*WHAT IS ASKED*.
[a] Retype the stretch of the farm visit post from "Noah loved being" through "might get kicked.".
[b] Answer these questions using the farm visit post:
(i) What was eaten at breakfast before the trip?
(ii) What was the temperature when the farm was visited at 10am?
(iii) How many cow-milking sessions does the farm hold each day?
[c] In the farm visit post, which animals does it say Noah loved being able to pat?

*PAGE*.
* * *

At a friend’s suggestion, we made a trip down to Collingwood Children’s Farm on Saturday morning. Noah decided to wake up extra early, so we had breakfast at the cafe downstairs, before taking a cab to the farm.
French toast, bacon, and a nice cup of hot chocolate to start the day
The weather forecast for the day was supposed to be a sunny 22 degrees, but because we visited the farm at 10am, it was still a very chilly 12 degrees, with strong winds. The cool weather meant that we had to bundle Noah up more, but it also allowed us to walk comfortably in the farm, and to stand around in the fields, patting the different animals. There were many young children there, all extremely excited about getting close to the animals, and we even spotted a birthday party for a five-year-old princess being held there. Such a refreshing and fun change from the parties we see back in Singapore!
Noah loved being able to pat the cow, goats, and sheep, and got pretty upset each time we left a paddock. He kept trying to push himself out of the Manduca, and pointing at the animals we had just left. C and I both felt that Noah would probably have had a much better experience if he were able to walk by himself, as the children who seemed to really enjoy themselves the most, were the little ones who could run after the animals. If you do bring your children to the farm, be careful not to let them stand near the hind legs of the goats and sheep, as they tend to take off quite suddenly, and the little ones might get kicked.
Paddock full of goats
The farm has two cow-milking sessions daily, and we were early enough to catch the 10am one. Interestingly, the kids all seemed more keen to pat the cow, and to brush her coat with the brushes provided, than to actually milk her, so I managed to have a go at milking the cow, with Noah seated on my lap.

* * *

*LISTED RECORDS*.
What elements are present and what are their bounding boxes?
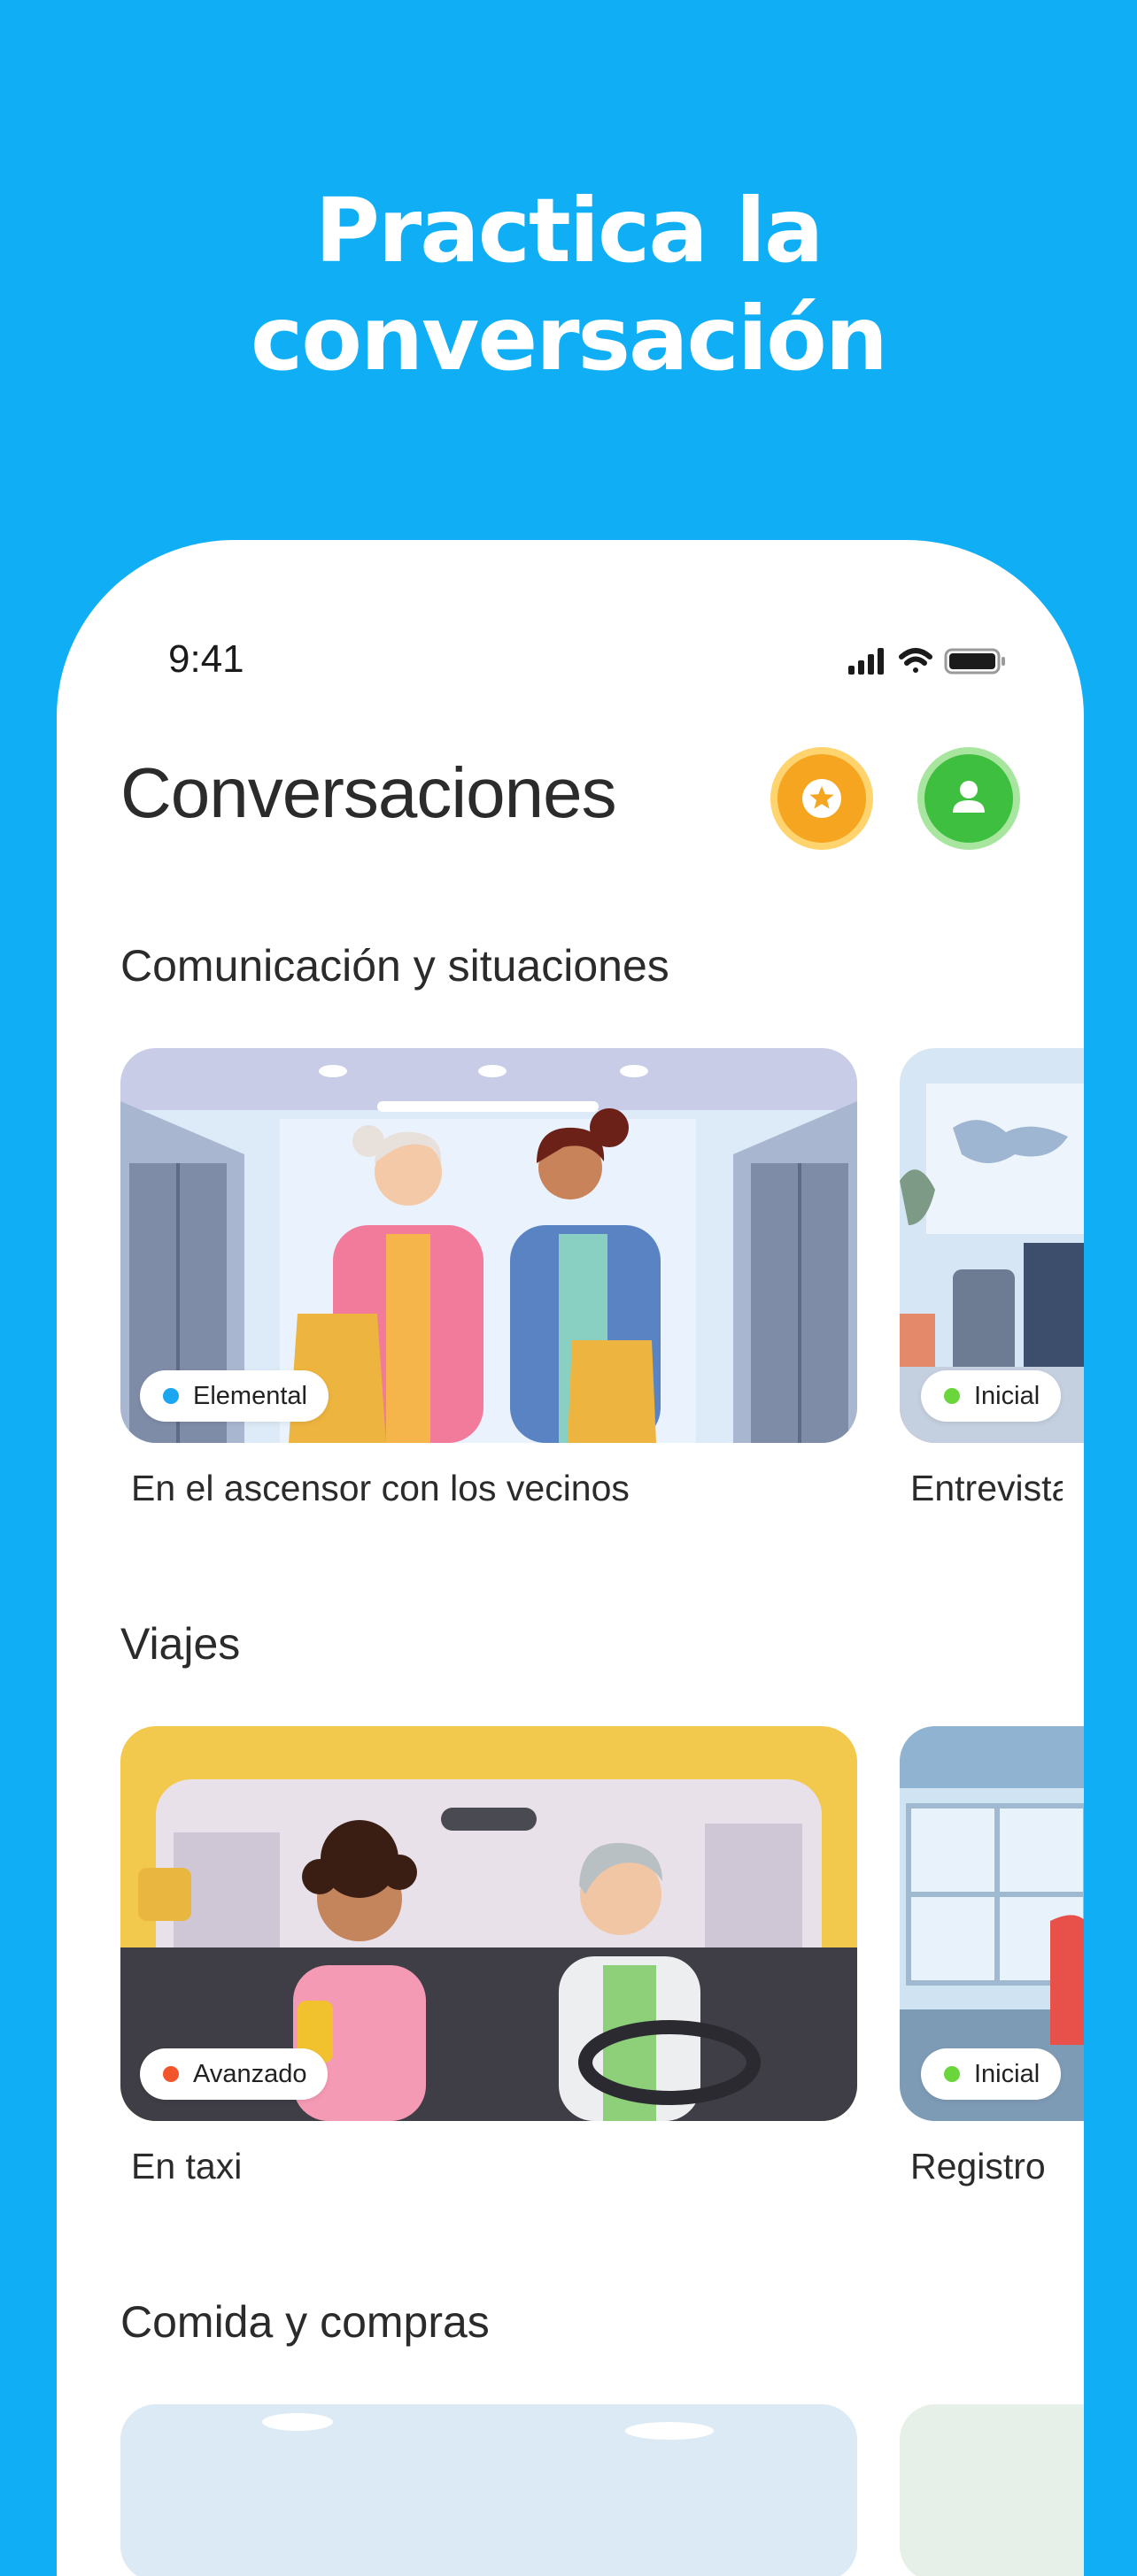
phone-frame: 9:41 Conversaciones Comunicación y situa… — [57, 540, 1084, 2576]
section-title-food: Comida y compras — [120, 2297, 490, 2347]
level-badge: Inicial — [921, 1370, 1062, 1422]
card-check-in[interactable]: Inicial — [900, 1726, 1084, 2121]
card-title-check-in[interactable]: Registro — [910, 2146, 1046, 2187]
card-title-row-clip: Registro — [57, 2139, 1063, 2192]
wifi-icon — [899, 648, 932, 673]
card-title-row-clip: Entrevista — [57, 1461, 1063, 1514]
food-illustration — [120, 2404, 857, 2576]
card-interview[interactable]: Inicial — [900, 1048, 1084, 1443]
headline-line-2: conversación — [251, 287, 888, 390]
level-dot — [163, 2066, 179, 2082]
battery-icon — [944, 648, 1005, 675]
level-badge: Avanzado — [140, 2048, 329, 2100]
food-illustration — [900, 2404, 1084, 2576]
star-icon — [802, 779, 841, 818]
card-food[interactable] — [120, 2404, 857, 2576]
section-title-travel: Viajes — [120, 1619, 241, 1669]
card-food-2[interactable] — [900, 2404, 1084, 2576]
level-dot — [944, 1388, 960, 1404]
level-label: Inicial — [974, 1382, 1040, 1410]
level-badge: Inicial — [921, 2048, 1062, 2100]
card-title-interview[interactable]: Entrevista — [910, 1468, 1063, 1509]
level-label: Avanzado — [193, 2060, 307, 2088]
level-label: Elemental — [193, 1382, 307, 1410]
level-label: Inicial — [974, 2060, 1040, 2088]
signal-icon — [848, 648, 884, 675]
section-title-communication: Comunicación y situaciones — [120, 941, 669, 991]
card-elevator[interactable]: Elemental — [120, 1048, 857, 1443]
favorites-button[interactable] — [770, 747, 873, 850]
page-title: Conversaciones — [120, 753, 617, 832]
card-taxi[interactable]: Avanzado — [120, 1726, 857, 2121]
headline-line-1: Practica la — [314, 179, 824, 282]
user-icon — [953, 781, 985, 813]
level-dot — [944, 2066, 960, 2082]
status-time: 9:41 — [168, 637, 244, 681]
status-icons — [848, 648, 1005, 675]
promo-headline: Practica la conversación — [0, 177, 1137, 393]
profile-button[interactable] — [917, 747, 1020, 850]
level-badge: Elemental — [140, 1370, 329, 1422]
level-dot — [163, 1388, 179, 1404]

* * *

*SOLUTIONS BELOW*.
[a]
Noah loved being able to pat the cow, goats, and sheep, and got pretty upset each time we left a paddock. He kept trying to push himself out of the Manduca, and pointing at the animals we had just left. C and I both felt that Noah would probably have had a much better experience if he were able to walk by himself, as the children who seemed to really enjoy themselves the most, were the little ones who could run after the animals. If you do bring your children to the farm, be careful not to let them stand near the hind legs of the goats and sheep, as they tend to take off quite suddenly, and the little ones might get kicked.

[b]
(i) French toast, bacon, and hot chocolate
(ii) 12 degrees
(iii) Two

[c] The cow, the goats, and the sheep